## TASK STATEMENT
Find the lines holding the string "value" in the data, then copy all of them.

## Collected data
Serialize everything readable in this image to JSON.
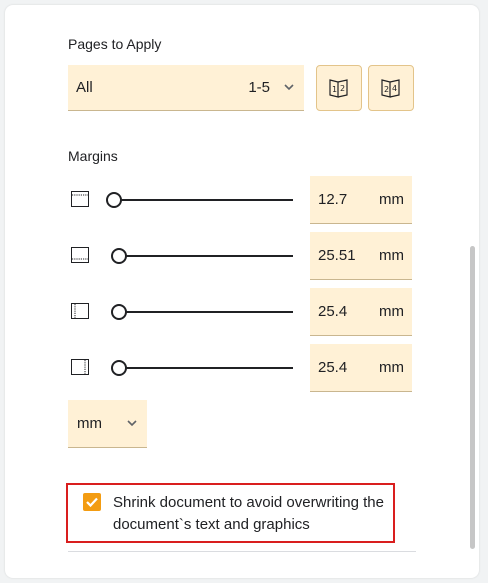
{
  "pages": {
    "label": "Pages to Apply",
    "selected": "All",
    "range": "1-5"
  },
  "margins": {
    "label": "Margins",
    "rows": [
      {
        "side": "top",
        "value": "12.7",
        "unit": "mm",
        "slider_fraction": 0.0
      },
      {
        "side": "bottom",
        "value": "25.51",
        "unit": "mm",
        "slider_fraction": 0.03
      },
      {
        "side": "left",
        "value": "25.4",
        "unit": "mm",
        "slider_fraction": 0.03
      },
      {
        "side": "right",
        "value": "25.4",
        "unit": "mm",
        "slider_fraction": 0.03
      }
    ],
    "unit_selected": "mm"
  },
  "shrink": {
    "checked": true,
    "text": "Shrink document to avoid overwriting the document`s text and graphics"
  },
  "colors": {
    "field_bg": "#fff1d6",
    "checkbox": "#f39c12",
    "highlight_border": "#d91e1e"
  }
}
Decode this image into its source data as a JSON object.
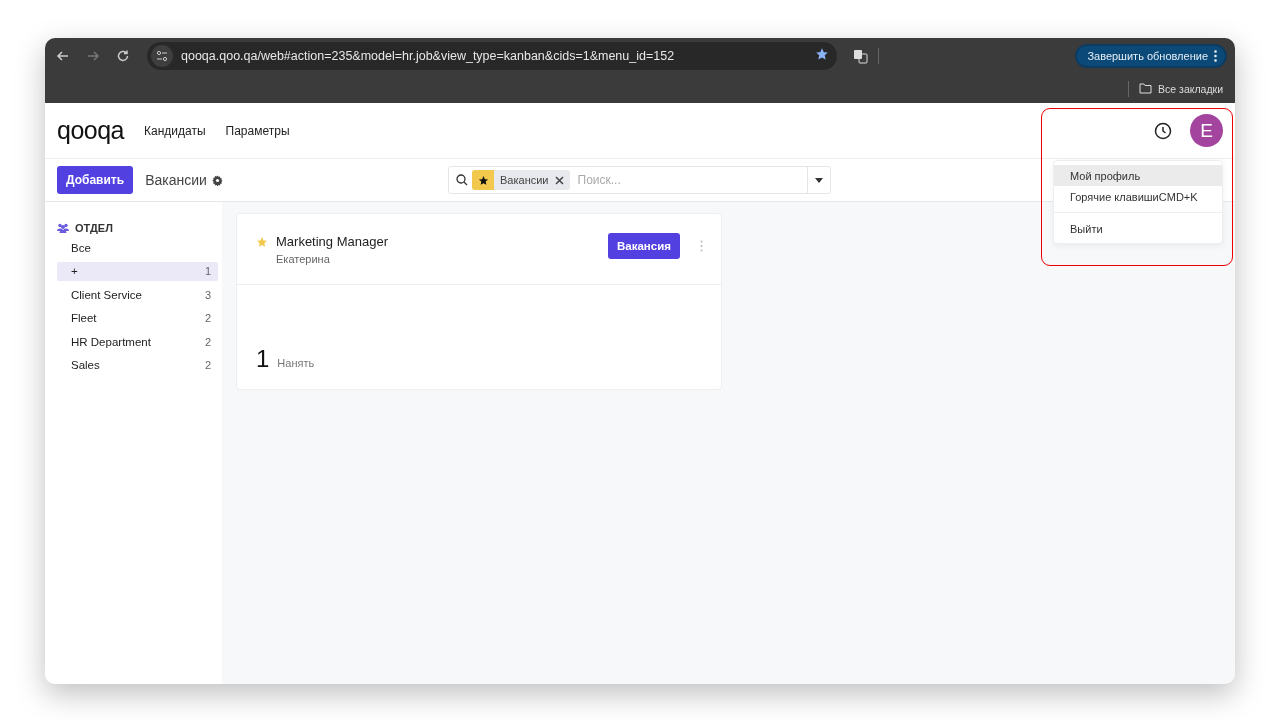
{
  "browser": {
    "url": "qooqa.qoo.qa/web#action=235&model=hr.job&view_type=kanban&cids=1&menu_id=152",
    "bookmarked": true,
    "update_button": "Завершить обновление",
    "bookmarks_folder": "Все закладки"
  },
  "navbar": {
    "logo": "qooqa",
    "menu": [
      "Кандидаты",
      "Параметры"
    ],
    "avatar": "E"
  },
  "control_panel": {
    "new_button": "Добавить",
    "breadcrumb": "Вакансии",
    "search": {
      "facet": "Вакансии",
      "placeholder": "Поиск..."
    }
  },
  "sidebar": {
    "title": "ОТДЕЛ",
    "items": [
      {
        "label": "Все",
        "selected": false
      },
      {
        "label": "+",
        "count": "1",
        "selected": true
      },
      {
        "label": "Client Service",
        "count": "3",
        "selected": false
      },
      {
        "label": "Fleet",
        "count": "2",
        "selected": false
      },
      {
        "label": "HR Department",
        "count": "2",
        "selected": false
      },
      {
        "label": "Sales",
        "count": "2",
        "selected": false
      }
    ]
  },
  "cards": [
    {
      "title": "Marketing Manager",
      "favorite": true,
      "subtitle": "Екатерина",
      "button": "Вакансия",
      "count": "1",
      "count_label": "Нанять"
    }
  ],
  "user_menu": {
    "items": [
      {
        "label": "Мой профиль",
        "selected": true
      },
      {
        "label": "Горячие клавишиCMD+K",
        "selected": false
      },
      {
        "label": "Выйти",
        "selected": false
      }
    ]
  }
}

## RESULT OF THE TASK
        "value": "12.7",
        "value": "25.51",
        "value": "25.4",
        "value": "25.4",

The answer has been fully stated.